WRITTEN PROBLEM -
Copy out the entries below in full and exactly.

Data records -
# # # # # # #

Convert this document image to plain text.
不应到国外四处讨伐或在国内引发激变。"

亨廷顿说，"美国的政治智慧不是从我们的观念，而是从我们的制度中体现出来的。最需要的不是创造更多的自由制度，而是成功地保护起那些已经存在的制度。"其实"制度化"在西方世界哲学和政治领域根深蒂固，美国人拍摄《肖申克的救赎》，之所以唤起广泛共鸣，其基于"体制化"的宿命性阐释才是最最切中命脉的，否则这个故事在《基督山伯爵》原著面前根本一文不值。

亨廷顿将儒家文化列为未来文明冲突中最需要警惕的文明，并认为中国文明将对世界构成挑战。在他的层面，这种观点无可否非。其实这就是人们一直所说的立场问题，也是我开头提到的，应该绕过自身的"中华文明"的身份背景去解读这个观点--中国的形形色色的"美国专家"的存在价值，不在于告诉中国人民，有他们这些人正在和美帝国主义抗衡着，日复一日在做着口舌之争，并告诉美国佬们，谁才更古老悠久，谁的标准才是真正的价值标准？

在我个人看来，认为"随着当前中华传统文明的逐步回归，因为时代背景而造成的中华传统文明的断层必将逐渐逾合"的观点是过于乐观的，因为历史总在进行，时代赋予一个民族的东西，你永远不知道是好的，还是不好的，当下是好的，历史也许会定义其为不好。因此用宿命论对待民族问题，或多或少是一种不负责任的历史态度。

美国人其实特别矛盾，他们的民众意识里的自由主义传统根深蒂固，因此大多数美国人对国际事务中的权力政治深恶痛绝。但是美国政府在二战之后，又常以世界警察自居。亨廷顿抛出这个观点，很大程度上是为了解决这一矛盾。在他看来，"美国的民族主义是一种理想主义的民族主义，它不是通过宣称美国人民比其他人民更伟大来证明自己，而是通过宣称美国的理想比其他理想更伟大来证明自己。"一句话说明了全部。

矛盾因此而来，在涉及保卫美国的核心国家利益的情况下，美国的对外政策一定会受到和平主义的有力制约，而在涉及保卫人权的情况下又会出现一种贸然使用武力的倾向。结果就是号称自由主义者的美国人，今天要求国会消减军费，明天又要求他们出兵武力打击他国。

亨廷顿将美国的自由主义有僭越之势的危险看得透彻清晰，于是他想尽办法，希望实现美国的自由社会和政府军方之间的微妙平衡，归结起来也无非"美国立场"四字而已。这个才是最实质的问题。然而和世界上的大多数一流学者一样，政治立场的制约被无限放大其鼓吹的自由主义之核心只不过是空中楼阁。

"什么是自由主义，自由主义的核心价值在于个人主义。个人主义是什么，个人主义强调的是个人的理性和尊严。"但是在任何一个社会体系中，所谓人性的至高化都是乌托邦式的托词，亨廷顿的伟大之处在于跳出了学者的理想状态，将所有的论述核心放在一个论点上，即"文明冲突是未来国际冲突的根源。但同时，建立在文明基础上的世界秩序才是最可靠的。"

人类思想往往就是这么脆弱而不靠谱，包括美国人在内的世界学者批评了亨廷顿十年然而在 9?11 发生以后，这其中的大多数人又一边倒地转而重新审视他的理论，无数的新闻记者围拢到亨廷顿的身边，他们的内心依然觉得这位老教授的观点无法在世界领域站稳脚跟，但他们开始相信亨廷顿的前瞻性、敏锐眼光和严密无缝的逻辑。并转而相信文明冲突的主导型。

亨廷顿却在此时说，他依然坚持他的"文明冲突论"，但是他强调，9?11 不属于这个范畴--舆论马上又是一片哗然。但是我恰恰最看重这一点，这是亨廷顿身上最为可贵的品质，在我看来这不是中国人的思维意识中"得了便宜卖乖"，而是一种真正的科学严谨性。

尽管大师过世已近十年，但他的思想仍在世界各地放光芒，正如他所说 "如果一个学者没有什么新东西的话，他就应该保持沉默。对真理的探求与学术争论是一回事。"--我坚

# # # # # # #

SOLUTION TO THE EXERCISE -
Convert this document image to plain text.
不应到国外四处讨伐或在国内引发激变。"

亨廷顿说，"美国的政治智慧不是从我们的观念，而是从我们的制度中体现出来的。最需要的不是创造更多的自由制度，而是成功地保护起那些已经存在的制度。"其实"制度化"在西方世界哲学和政治领域根深蒂固，美国人拍摄《肖申克的救赎》，之所以唤起广泛共鸣，其基于"体制化"的宿命性阐释才是最最切中命脉的，否则这个故事在《基督山伯爵》原著面前根本一文不值。

亨廷顿将儒家文化列为未来文明冲突中最需要警惕的文明，并认为中国文明将对世界构成挑战。在他的层面，这种观点无可否非。其实这就是人们一直所说的立场问题，也是我开头提到的，应该绕过自身的"中华文明"的身份背景去解读这个观点--中国的形形色色的"美国专家"的存在价值，不在于告诉中国人民，有他们这些人正在和美帝国主义抗衡着，日复一日在做着口舌之争，并告诉美国佬们，谁才更古老悠久，谁的标准才是真正的价值标准？

在我个人看来，认为"随着当前中华传统文明的逐步回归，因为时代背景而造成的中华传统文明的断层必将逐渐逾合"的观点是过于乐观的，因为历史总在进行，时代赋予一个民族的东西，你永远不知道是好的，还是不好的，当下是好的，历史也许会定义其为不好。因此用宿命论对待民族问题，或多或少是一种不负责任的历史态度。

美国人其实特别矛盾，他们的民众意识里的自由主义传统根深蒂固，因此大多数美国人对国际事务中的权力政治深恶痛绝。但是美国政府在二战之后，又常以世界警察自居。亨廷顿抛出这个观点，很大程度上是为了解决这一矛盾。在他看来，"美国的民族主义是一种理想主义的民族主义，它不是通过宣称美国人民比其他人民更伟大来证明自己，而是通过宣称美国的理想比其他理想更伟大来证明自己。"一句话说明了全部。

矛盾因此而来，在涉及保卫美国的核心国家利益的情况下，美国的对外政策一定会受到和平主义的有力制约，而在涉及保卫人权的情况下又会出现一种贸然使用武力的倾向。结果就是号称自由主义者的美国人，今天要求国会消减军费，明天又要求他们出兵武力打击他国。

亨廷顿将美国的自由主义有僭越之势的危险看得透彻清晰，于是他想尽办法，希望实现美国的自由社会和政府军方之间的微妙平衡，归结起来也无非"美国立场"四字而已。这个才是最实质的问题。然而和世界上的大多数一流学者一样，政治立场的制约被无限放大其鼓吹的自由主义之核心只不过是空中楼阁。

"什么是自由主义，自由主义的核心价值在于个人主义。个人主义是什么，个人主义强调的是个人的理性和尊严。"但是在任何一个社会体系中，所谓人性的至高化都是乌托邦式的托词，亨廷顿的伟大之处在于跳出了学者的理想状态，将所有的论述核心放在一个论点上，即"文明冲突是未来国际冲突的根源。但同时，建立在文明基础上的世界秩序才是最可靠的。"

人类思想往往就是这么脆弱而不靠谱，包括美国人在内的世界学者批评了亨廷顿十年然而在 9?11 发生以后，这其中的大多数人又一边倒地转而重新审视他的理论，无数的新闻记者围拢到亨廷顿的身边，他们的内心依然觉得这位老教授的观点无法在世界领域站稳脚跟，但他们开始相信亨廷顿的前瞻性、敏锐眼光和严密无缝的逻辑。并转而相信文明冲突的主导型。

亨廷顿却在此时说，他依然坚持他的"文明冲突论"，但是他强调，9?11 不属于这个范畴--舆论马上又是一片哗然。但是我恰恰最看重这一点，这是亨廷顿身上最为可贵的品质，在我看来这不是中国人的思维意识中"得了便宜卖乖"，而是一种真正的科学严谨性。

尽管大师过世已近十年，但他的思想仍在世界各地放光芒，正如他所说 "如果一个学者没有什么新东西的话，他就应该保持沉默。对真理的探求与学术争论是一回事。"--我坚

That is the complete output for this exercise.